# Required actions
A: In the Forth excerpt, why was the new digit helper given a name other than reader.sx's `forth-digit-value`?
B: Rewrite the paragraph of the Forth excerpt that begins "Made `\` IMMEDIATE" as a bulleted list, keeping its main facts.

# Excerpt provided
Made `\` IMMEDIATE so `POSTPONE \` (Hayes' IFFLOORED/IFSYM gate)
resolves to a runtime call rather than a current-def append, and
guarded the conformance preprocessor's `\`-comment strip against
a literal `POSTPONE \` token via `@@BS@@` masking. Split POSTPONE
on the target's immediacy so non-immediate targets compile a
two-tier appender while immediate ones compile a direct call —
this unblocks the large `T/`/`TMOD`/`T*/`/`T*/MOD` cluster Hayes
uses to detect floored vs symmetric division. `>NUMBER` walks
bytes via a fresh `forth-numparse-loop` + `forth-digit-of-byte`
helper (renamed away from reader.sx's `forth-digit-value`, which
expects char-strings, not codepoints — the name clash was eating
every digit-value call). Implemented `DOES>` by:
1) tracking the last CREATE on `state.last-creator`,
2) adding a `:kind "does-rebind"` op, and
3) post-processing the body in `;` to attach the slice of ops
after each rebind as `:deferred`. At runtime, the rebind op
installs a new body for the target word that pushes its
data-field address and runs the deferred slice. Also added
histogram tracking on the conformance runner so future runs
surface the top missing words. Hayes: 618/638 pass (97%),
14 fail, 6 error (5× GI5 multi-WHILE, 1× dict-set! chunk).

# Supplied information
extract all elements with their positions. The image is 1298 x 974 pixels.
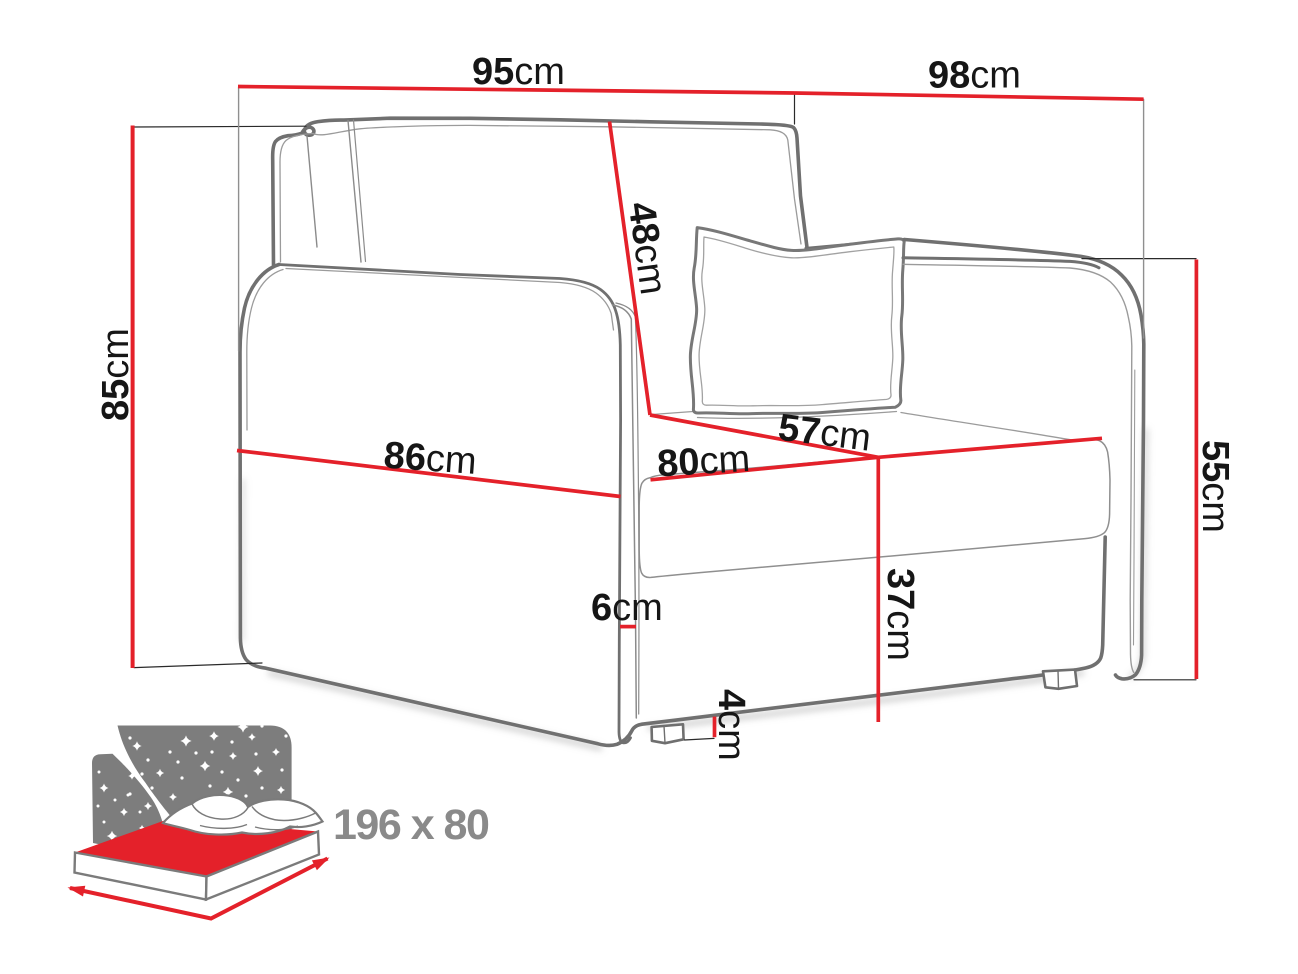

# Expected results
A: The reader.sx function `forth-digit-value` expects char-strings, not codepoints, and the name clash was eating every digit-value call. The byte-walking helper was therefore renamed `forth-digit-of-byte`.

B:
- `\` is now IMMEDIATE. As a result, `POSTPONE \` (Hayes' IFFLOORED/IFSYM gate) resolves to a runtime call instead of a current-def append.
- The conformance preprocessor's `\`-comment strip is guarded against a literal `POSTPONE \` token through `@@BS@@` masking.
- POSTPONE is split on the target's immediacy:
  - Non-immediate targets compile a two-tier appender.
  - Immediate targets compile a direct call.
  - This unblocks the `T/`/`TMOD`/`T*/`/`T*/MOD` cluster that Hayes uses to detect floored vs symmetric division.
- `>NUMBER` walks bytes via a new `forth-numparse-loop` and a `forth-digit-of-byte` helper. The helper was renamed to avoid clashing with reader.sx's `forth-digit-value`, which expects char-strings rather than codepoints.
- `DOES>` is implemented in three steps:
  1. The last CREATE is tracked on `state.last-creator`.
  2. A `:kind "does-rebind"` op is added.
  3. The body is post-processed in `;` so that the ops after each rebind are attached as `:deferred`.
  
  At runtime, the rebind op installs a new body for the target word that pushes its data-field address and runs the deferred slice.
- The conformance runner now has histogram tracking, so future runs surface the top missing words.
- Hayes results:
  - 618/638 pass (97%).
  - 14 fail.
  - 6 error (5× GI5 multi-WHILE, 1× dict-set! chunk).